■ Description of the task ■
How many lines below contain the string "xlabel"? Reply with the figure and no further words.

Dataset entries on figures
+++++

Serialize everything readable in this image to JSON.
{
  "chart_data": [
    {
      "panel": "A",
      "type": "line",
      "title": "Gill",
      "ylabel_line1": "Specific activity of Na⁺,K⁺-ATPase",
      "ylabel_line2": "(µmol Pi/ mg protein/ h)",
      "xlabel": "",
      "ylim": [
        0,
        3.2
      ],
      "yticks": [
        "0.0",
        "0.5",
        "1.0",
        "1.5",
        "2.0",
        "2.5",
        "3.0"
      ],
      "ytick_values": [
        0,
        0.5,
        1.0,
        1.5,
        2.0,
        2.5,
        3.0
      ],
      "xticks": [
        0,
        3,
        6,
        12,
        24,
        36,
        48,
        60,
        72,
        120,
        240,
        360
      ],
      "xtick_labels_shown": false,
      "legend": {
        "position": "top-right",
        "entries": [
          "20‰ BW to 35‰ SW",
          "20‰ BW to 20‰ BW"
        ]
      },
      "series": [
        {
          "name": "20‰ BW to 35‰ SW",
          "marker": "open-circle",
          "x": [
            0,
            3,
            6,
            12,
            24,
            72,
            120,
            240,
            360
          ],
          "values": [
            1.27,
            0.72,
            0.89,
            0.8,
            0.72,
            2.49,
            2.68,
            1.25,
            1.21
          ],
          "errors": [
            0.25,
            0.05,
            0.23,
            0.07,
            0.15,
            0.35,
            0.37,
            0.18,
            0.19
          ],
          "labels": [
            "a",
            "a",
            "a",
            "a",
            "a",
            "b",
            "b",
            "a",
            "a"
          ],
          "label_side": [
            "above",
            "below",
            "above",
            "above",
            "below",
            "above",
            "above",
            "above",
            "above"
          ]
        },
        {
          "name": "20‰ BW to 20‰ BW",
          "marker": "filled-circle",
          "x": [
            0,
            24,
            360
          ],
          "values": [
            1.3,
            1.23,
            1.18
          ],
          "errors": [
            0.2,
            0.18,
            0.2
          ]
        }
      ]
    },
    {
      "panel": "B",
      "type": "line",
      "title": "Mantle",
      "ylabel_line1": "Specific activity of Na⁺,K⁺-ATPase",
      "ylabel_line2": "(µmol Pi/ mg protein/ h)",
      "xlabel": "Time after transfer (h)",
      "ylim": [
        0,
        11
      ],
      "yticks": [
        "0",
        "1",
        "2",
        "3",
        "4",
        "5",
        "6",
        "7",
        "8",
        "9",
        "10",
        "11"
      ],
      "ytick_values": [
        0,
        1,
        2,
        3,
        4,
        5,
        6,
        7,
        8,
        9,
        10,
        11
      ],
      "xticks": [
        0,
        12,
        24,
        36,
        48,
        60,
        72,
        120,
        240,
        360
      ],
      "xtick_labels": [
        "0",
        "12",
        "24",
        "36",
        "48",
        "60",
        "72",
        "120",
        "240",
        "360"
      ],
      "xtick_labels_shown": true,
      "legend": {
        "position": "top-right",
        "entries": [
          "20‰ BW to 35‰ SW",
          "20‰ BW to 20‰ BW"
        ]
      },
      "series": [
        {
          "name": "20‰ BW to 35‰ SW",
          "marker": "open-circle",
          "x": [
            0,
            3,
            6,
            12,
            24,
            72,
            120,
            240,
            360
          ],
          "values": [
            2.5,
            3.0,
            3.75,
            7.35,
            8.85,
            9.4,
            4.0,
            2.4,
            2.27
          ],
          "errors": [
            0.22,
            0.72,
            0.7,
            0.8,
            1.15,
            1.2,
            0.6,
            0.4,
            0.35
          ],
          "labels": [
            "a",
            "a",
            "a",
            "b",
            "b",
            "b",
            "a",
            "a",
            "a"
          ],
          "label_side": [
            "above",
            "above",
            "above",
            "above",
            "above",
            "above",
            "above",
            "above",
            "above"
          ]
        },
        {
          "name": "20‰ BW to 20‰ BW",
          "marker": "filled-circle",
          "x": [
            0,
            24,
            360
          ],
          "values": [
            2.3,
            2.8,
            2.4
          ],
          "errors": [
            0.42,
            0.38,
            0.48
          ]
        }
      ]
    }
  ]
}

+++++

■ Solution for this task ■
2